This is part of the Iowa Graduation Rate series, examining trends in the Class of 2019-2024.
Eight Iowa districts graduated fewer than 70% of their students in 2024. A year earlier, there were four. Two years before that, three.
The doubling is not a statistical artifact. Several mid-size cities with cohorts large enough to produce stable rates joined the list for the first time in 2024, suggesting a real expansion of the graduation crisis beyond the handful of districts that have long struggled.

The list
| District | Graduation Rate | Cohort Size |
|---|---|---|
| Choice Charter Schools | 31.9% | 47 |
| Accountable to State | 39.2% | 125 |
| Storm LakeET | 54.2% | 192 |
| Clayton Ridge | 63.0% | 200 |
| OelweinET | 66.7% | 132 |
| Ruthven-Ayrshire | 66.7% | 12 |
| BurlingtonET | 67.4% | 258 |
| Fort DodgeET | 69.7% | 267 |
Two of the eight are not traditional community school districts. Choice Charter Schools is a charter entity, and "Accountable to State" is a catch-all category for students in state-supervised settings. Ruthven-Ayrshire's cohort of 12 makes its rate inherently volatile. Four students graduating or not could swing it by 33 points.
That leaves five traditional districts with graduation rates below 70% and cohorts large enough to take seriously: Storm Lake, Clayton Ridge, Oelwein, Burlington, and Fort Dodge. Together, they represent more than 1,000 students in the 2024 cohort, of whom roughly 370 did not graduate on time.
Fort Dodge and Burlington
Fort DodgeET is a city of about 25,000 in central Iowa. Its graduation rate has swung between 69% and 82% over the past six years, with no consistent direction. The 2024 rate of about 70% sits just above its 2022 low of 69%.
Inside Fort Dodge's numbers, students who receive special education services graduated at 41%. Students who are economically disadvantaged, who make up 66% of the cohort, graduated at 58%. Black students graduated at 47%, though the cohort of 19 is small.

▶ [Requirement 1]
Repeat the records exactly, from their first line down to the line containing "notice-text: 神血觉醒后会获得神血特性，并可能会改变血统比例。: [158, 358, 1032, 400]", including both of those lines.
The article and the records have no connection to each other.

(Annotated region listings)
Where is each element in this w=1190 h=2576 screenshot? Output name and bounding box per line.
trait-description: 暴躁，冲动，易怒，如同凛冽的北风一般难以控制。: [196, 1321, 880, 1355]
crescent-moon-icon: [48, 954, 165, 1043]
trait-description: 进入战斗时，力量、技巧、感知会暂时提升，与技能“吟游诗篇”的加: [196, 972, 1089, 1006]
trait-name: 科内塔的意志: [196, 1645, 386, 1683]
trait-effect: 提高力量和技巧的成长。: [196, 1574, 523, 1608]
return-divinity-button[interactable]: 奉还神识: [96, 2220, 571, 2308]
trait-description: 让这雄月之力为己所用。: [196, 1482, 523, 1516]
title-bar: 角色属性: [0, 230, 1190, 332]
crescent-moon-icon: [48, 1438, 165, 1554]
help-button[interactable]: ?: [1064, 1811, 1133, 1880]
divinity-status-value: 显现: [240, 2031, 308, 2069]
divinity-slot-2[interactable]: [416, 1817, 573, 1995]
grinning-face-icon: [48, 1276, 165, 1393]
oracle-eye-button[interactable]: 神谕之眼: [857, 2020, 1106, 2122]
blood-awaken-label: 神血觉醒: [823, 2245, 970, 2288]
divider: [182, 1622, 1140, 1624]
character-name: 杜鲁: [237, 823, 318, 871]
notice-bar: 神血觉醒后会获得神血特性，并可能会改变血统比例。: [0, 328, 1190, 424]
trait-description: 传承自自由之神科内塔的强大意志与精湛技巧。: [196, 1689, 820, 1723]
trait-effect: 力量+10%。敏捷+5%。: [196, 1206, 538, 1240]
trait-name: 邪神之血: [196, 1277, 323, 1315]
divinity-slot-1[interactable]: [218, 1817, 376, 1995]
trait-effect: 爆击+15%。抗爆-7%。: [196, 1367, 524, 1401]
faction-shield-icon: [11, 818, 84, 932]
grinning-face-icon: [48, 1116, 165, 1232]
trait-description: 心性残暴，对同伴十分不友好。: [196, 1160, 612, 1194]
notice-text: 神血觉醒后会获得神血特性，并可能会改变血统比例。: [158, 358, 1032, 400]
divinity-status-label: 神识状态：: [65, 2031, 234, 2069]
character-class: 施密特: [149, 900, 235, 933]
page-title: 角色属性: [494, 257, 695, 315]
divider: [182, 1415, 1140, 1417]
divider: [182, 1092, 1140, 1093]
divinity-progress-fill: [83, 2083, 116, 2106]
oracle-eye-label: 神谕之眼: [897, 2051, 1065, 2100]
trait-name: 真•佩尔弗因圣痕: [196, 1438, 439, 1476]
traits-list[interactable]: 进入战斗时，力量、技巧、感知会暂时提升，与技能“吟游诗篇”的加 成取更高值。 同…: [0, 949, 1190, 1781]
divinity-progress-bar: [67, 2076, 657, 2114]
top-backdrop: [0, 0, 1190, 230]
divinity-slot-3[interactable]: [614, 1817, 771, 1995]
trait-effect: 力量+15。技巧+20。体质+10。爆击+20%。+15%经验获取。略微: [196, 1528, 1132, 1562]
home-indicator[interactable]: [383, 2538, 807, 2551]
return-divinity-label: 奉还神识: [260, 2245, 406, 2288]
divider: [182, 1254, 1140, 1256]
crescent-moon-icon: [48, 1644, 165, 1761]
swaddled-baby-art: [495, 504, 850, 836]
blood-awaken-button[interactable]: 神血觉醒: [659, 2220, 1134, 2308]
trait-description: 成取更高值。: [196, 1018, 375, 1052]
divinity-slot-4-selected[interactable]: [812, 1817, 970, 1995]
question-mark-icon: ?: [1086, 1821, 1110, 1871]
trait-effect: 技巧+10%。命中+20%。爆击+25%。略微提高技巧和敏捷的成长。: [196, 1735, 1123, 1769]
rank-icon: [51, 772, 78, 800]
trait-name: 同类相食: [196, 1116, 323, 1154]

▶ [Requirement 2]
Rewrite the graduation rate article from "Fort Dodge and" down to "low of 69%.", replacing "swung" with "fluctuated".

▶ [Task result 1]
Where is each element in this w=1190 h=2576 screenshot? Output name and bounding box per line.
trait-description: 暴躁，冲动，易怒，如同凛冽的北风一般难以控制。: [196, 1321, 880, 1355]
crescent-moon-icon: [48, 954, 165, 1043]
trait-description: 进入战斗时，力量、技巧、感知会暂时提升，与技能“吟游诗篇”的加: [196, 972, 1089, 1006]
trait-name: 科内塔的意志: [196, 1645, 386, 1683]
trait-effect: 提高力量和技巧的成长。: [196, 1574, 523, 1608]
return-divinity-button[interactable]: 奉还神识: [96, 2220, 571, 2308]
trait-description: 让这雄月之力为己所用。: [196, 1482, 523, 1516]
title-bar: 角色属性: [0, 230, 1190, 332]
crescent-moon-icon: [48, 1438, 165, 1554]
help-button[interactable]: ?: [1064, 1811, 1133, 1880]
divinity-status-value: 显现: [240, 2031, 308, 2069]
divinity-slot-2[interactable]: [416, 1817, 573, 1995]
grinning-face-icon: [48, 1276, 165, 1393]
oracle-eye-button[interactable]: 神谕之眼: [857, 2020, 1106, 2122]
blood-awaken-label: 神血觉醒: [823, 2245, 970, 2288]
divider: [182, 1622, 1140, 1624]
character-name: 杜鲁: [237, 823, 318, 871]
notice-bar: 神血觉醒后会获得神血特性，并可能会改变血统比例。: [0, 328, 1190, 424]
trait-description: 传承自自由之神科内塔的强大意志与精湛技巧。: [196, 1689, 820, 1723]
trait-effect: 力量+10%。敏捷+5%。: [196, 1206, 538, 1240]
trait-name: 邪神之血: [196, 1277, 323, 1315]
divinity-slot-1[interactable]: [218, 1817, 376, 1995]
trait-effect: 爆击+15%。抗爆-7%。: [196, 1367, 524, 1401]
faction-shield-icon: [11, 818, 84, 932]
grinning-face-icon: [48, 1116, 165, 1232]
trait-description: 心性残暴，对同伴十分不友好。: [196, 1160, 612, 1194]
notice-text: 神血觉醒后会获得神血特性，并可能会改变血统比例。: [158, 358, 1032, 400]

▶ [Task result 2]
Fort Dodge and Burlington
Fort DodgeET is a city of about 25,000 in central Iowa. Its graduation rate has fluctuated between 69% and 82% over the past six years, with no consistent direction. The 2024 rate of about 70% sits just above its 2022 low of 69%.